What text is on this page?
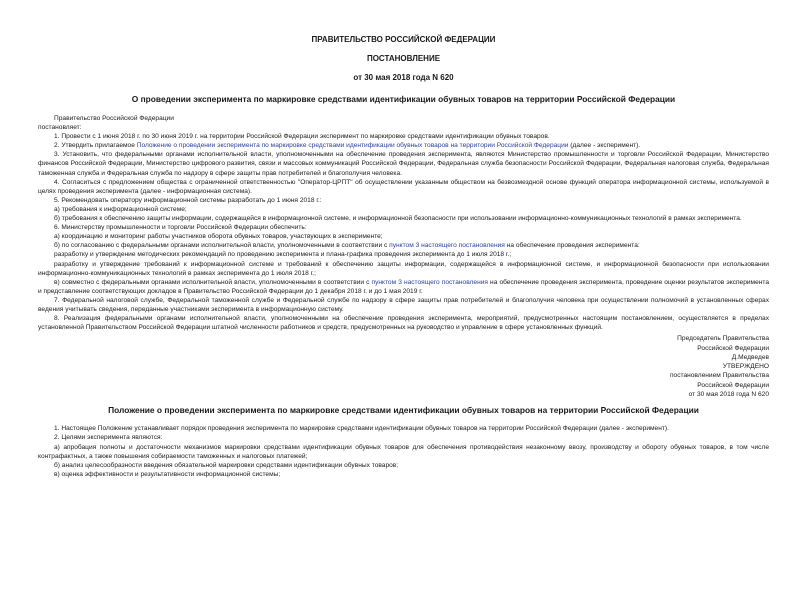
ПРАВИТЕЛЬСТВО РОССИЙСКОЙ ФЕДЕРАЦИИ
ПОСТАНОВЛЕНИЕ
от 30 мая 2018 года N 620
О проведении эксперимента по маркировке средствами идентификации обувных товаров на территории Российской Федерации

Правительство Российской Федерации

постановляет:

1. Провести с 1 июня 2018 г. по 30 июня 2019 г. на территории Российской Федерации эксперимент по маркировке средствами идентификации обувных товаров.

2. Утвердить прилагаемое Положение о проведении эксперимента по маркировке средствами идентификации обувных товаров на территории Российской Федерации (далее - эксперимент).

3. Установить, что федеральными органами исполнительной власти, уполномоченными на обеспечение проведения эксперимента, являются Министерство промышленности и торговли Российской Федерации, Министерство финансов Российской Федерации, Министерство цифрового развития, связи и массовых коммуникаций Российской Федерации, Федеральная служба безопасности Российской Федерации, Федеральная налоговая служба, Федеральная таможенная служба и Федеральная служба по надзору в сфере защиты прав потребителей и благополучия человека.

4. Согласиться с предложением общества с ограниченной ответственностью "Оператор-ЦРПТ" об осуществлении указанным обществом на безвозмездной основе функций оператора информационной системы, используемой в целях проведения эксперимента (далее - информационная система).

5. Рекомендовать оператору информационной системы разработать до 1 июня 2018 г.:

а) требования к информационной системе;

б) требования к обеспечению защиты информации, содержащейся в информационной системе, и информационной безопасности при использовании информационно-коммуникационных технологий в рамках эксперимента.

6. Министерству промышленности и торговли Российской Федерации обеспечить:

а) координацию и мониторинг работы участников оборота обувных товаров, участвующих в эксперименте;

б) по согласованию с федеральными органами исполнительной власти, уполномоченными в соответствии с пунктом 3 настоящего постановления на обеспечение проведения эксперимента:

разработку и утверждение методических рекомендаций по проведению эксперимента и плана-графика проведения эксперимента до 1 июля 2018 г.;

разработку и утверждение требований к информационной системе и требований к обеспечению защиты информации, содержащейся в информационной системе, и информационной безопасности при использовании информационно-коммуникационных технологий в рамках эксперимента до 1 июля 2018 г.;

в) совместно с федеральными органами исполнительной власти, уполномоченными в соответствии с пунктом 3 настоящего постановления на обеспечение проведения эксперимента, проведение оценки результатов эксперимента и представление соответствующих докладов в Правительство Российской Федерации до 1 декабря 2018 г. и до 1 мая 2019 г.

7. Федеральной налоговой службе, Федеральной таможенной службе и Федеральной службе по надзору в сфере защиты прав потребителей и благополучия человека при осуществлении полномочий в установленных сферах ведения учитывать сведения, переданные участниками эксперимента в информационную систему.

8. Реализация федеральными органами исполнительной власти, уполномоченными на обеспечение проведения эксперимента, мероприятий, предусмотренных настоящим постановлением, осуществляется в пределах установленной Правительством Российской Федерации штатной численности работников и средств, предусмотренных на руководство и управление в сфере установленных функций.

Председатель Правительства
Российской Федерации
Д.Медведев
УТВЕРЖДЕНО
постановлением Правительства
Российской Федерации
от 30 мая 2018 года N 620
Положение о проведении эксперимента по маркировке средствами идентификации обувных товаров на территории Российской Федерации

1. Настоящее Положение устанавливает порядок проведения эксперимента по маркировке средствами идентификации обувных товаров на территории Российской Федерации (далее - эксперимент).

2. Целями эксперимента являются:

а) апробация полноты и достаточности механизмов маркировки средствами идентификации обувных товаров для обеспечения противодействия незаконному ввозу, производству и обороту обувных товаров, в том числе контрафактных, а также повышения собираемости таможенных и налоговых платежей;

б) анализ целесообразности введения обязательной маркировки средствами идентификации обувных товаров;

в) оценка эффективности и результативности информационной системы;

**REQUIREMENTS:** Pick out every line of the listing containing the word "требования", and show those lines.

**THE RESULT:**
а) требования к информационной системе;
б) требования к обеспечению защиты информации, содержащейся в информационной системе, и информационной безопасности при использовании информационно-коммуникационных технологий в рамках эксперимента.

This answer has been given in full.